# Start of Raw records

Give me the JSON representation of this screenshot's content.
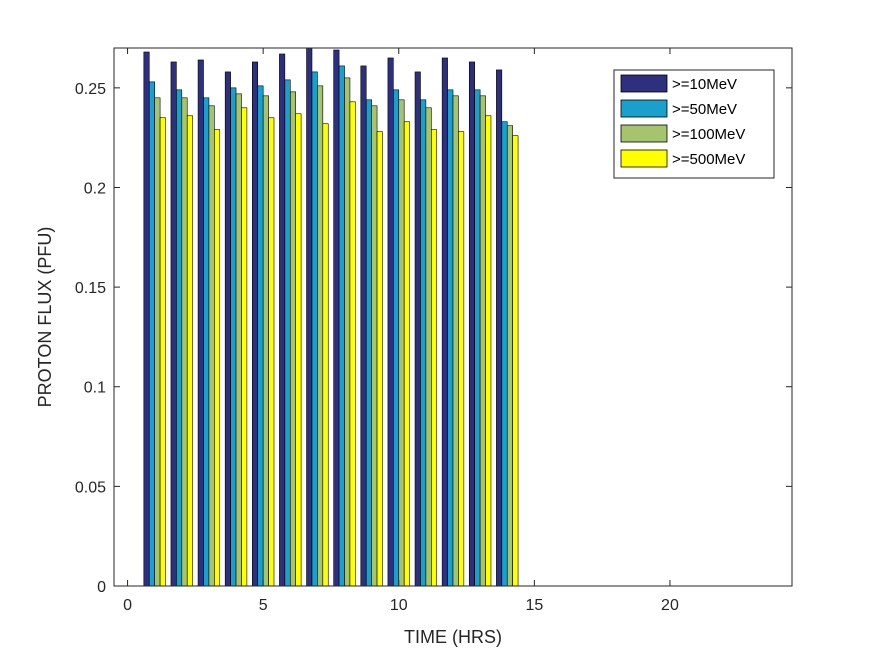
{
  "chart_data": {
    "type": "bar",
    "title": "",
    "xlabel": "TIME (HRS)",
    "ylabel": "PROTON  FLUX (PFU)",
    "xlim": [
      -0.5,
      24.5
    ],
    "ylim": [
      0,
      0.27
    ],
    "xticks": [
      0,
      5,
      10,
      15,
      20
    ],
    "xtick_labels": [
      "0",
      "5",
      "10",
      "15",
      "20"
    ],
    "yticks": [
      0,
      0.05,
      0.1,
      0.15,
      0.2,
      0.25
    ],
    "ytick_labels": [
      "0",
      "0.05",
      "0.1",
      "0.15",
      "0.2",
      "0.25"
    ],
    "grid": false,
    "legend_position": "top-right",
    "x": [
      1,
      2,
      3,
      4,
      5,
      6,
      7,
      8,
      9,
      10,
      11,
      12,
      13,
      14
    ],
    "series": [
      {
        "name": ">=10MeV",
        "color": "#2e2f7f",
        "values": [
          0.268,
          0.263,
          0.264,
          0.258,
          0.263,
          0.267,
          0.271,
          0.269,
          0.261,
          0.265,
          0.258,
          0.265,
          0.263,
          0.259
        ]
      },
      {
        "name": ">=50MeV",
        "color": "#1aa0cc",
        "values": [
          0.253,
          0.249,
          0.245,
          0.25,
          0.251,
          0.254,
          0.258,
          0.261,
          0.244,
          0.249,
          0.244,
          0.249,
          0.249,
          0.233
        ]
      },
      {
        "name": ">=100MeV",
        "color": "#a6c46e",
        "values": [
          0.245,
          0.245,
          0.241,
          0.247,
          0.246,
          0.248,
          0.251,
          0.255,
          0.241,
          0.244,
          0.24,
          0.246,
          0.246,
          0.231
        ]
      },
      {
        "name": ">=500MeV",
        "color": "#ffff00",
        "values": [
          0.235,
          0.236,
          0.229,
          0.24,
          0.235,
          0.237,
          0.232,
          0.243,
          0.228,
          0.233,
          0.229,
          0.228,
          0.236,
          0.226
        ]
      }
    ]
  }
}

# End of Raw records

Exercise aim: Repeat each line of the records above exactly, but do not copy the pictures.

The solution:
Give me the JSON representation of this screenshot's content.
{
  "chart_data": {
    "type": "bar",
    "title": "",
    "xlabel": "TIME (HRS)",
    "ylabel": "PROTON  FLUX (PFU)",
    "xlim": [
      -0.5,
      24.5
    ],
    "ylim": [
      0,
      0.27
    ],
    "xticks": [
      0,
      5,
      10,
      15,
      20
    ],
    "xtick_labels": [
      "0",
      "5",
      "10",
      "15",
      "20"
    ],
    "yticks": [
      0,
      0.05,
      0.1,
      0.15,
      0.2,
      0.25
    ],
    "ytick_labels": [
      "0",
      "0.05",
      "0.1",
      "0.15",
      "0.2",
      "0.25"
    ],
    "grid": false,
    "legend_position": "top-right",
    "x": [
      1,
      2,
      3,
      4,
      5,
      6,
      7,
      8,
      9,
      10,
      11,
      12,
      13,
      14
    ],
    "series": [
      {
        "name": ">=10MeV",
        "color": "#2e2f7f",
        "values": [
          0.268,
          0.263,
          0.264,
          0.258,
          0.263,
          0.267,
          0.271,
          0.269,
          0.261,
          0.265,
          0.258,
          0.265,
          0.263,
          0.259
        ]
      },
      {
        "name": ">=50MeV",
        "color": "#1aa0cc",
        "values": [
          0.253,
          0.249,
          0.245,
          0.25,
          0.251,
          0.254,
          0.258,
          0.261,
          0.244,
          0.249,
          0.244,
          0.249,
          0.249,
          0.233
        ]
      },
      {
        "name": ">=100MeV",
        "color": "#a6c46e",
        "values": [
          0.245,
          0.245,
          0.241,
          0.247,
          0.246,
          0.248,
          0.251,
          0.255,
          0.241,
          0.244,
          0.24,
          0.246,
          0.246,
          0.231
        ]
      },
      {
        "name": ">=500MeV",
        "color": "#ffff00",
        "values": [
          0.235,
          0.236,
          0.229,
          0.24,
          0.235,
          0.237,
          0.232,
          0.243,
          0.228,
          0.233,
          0.229,
          0.228,
          0.236,
          0.226
        ]
      }
    ]
  }
}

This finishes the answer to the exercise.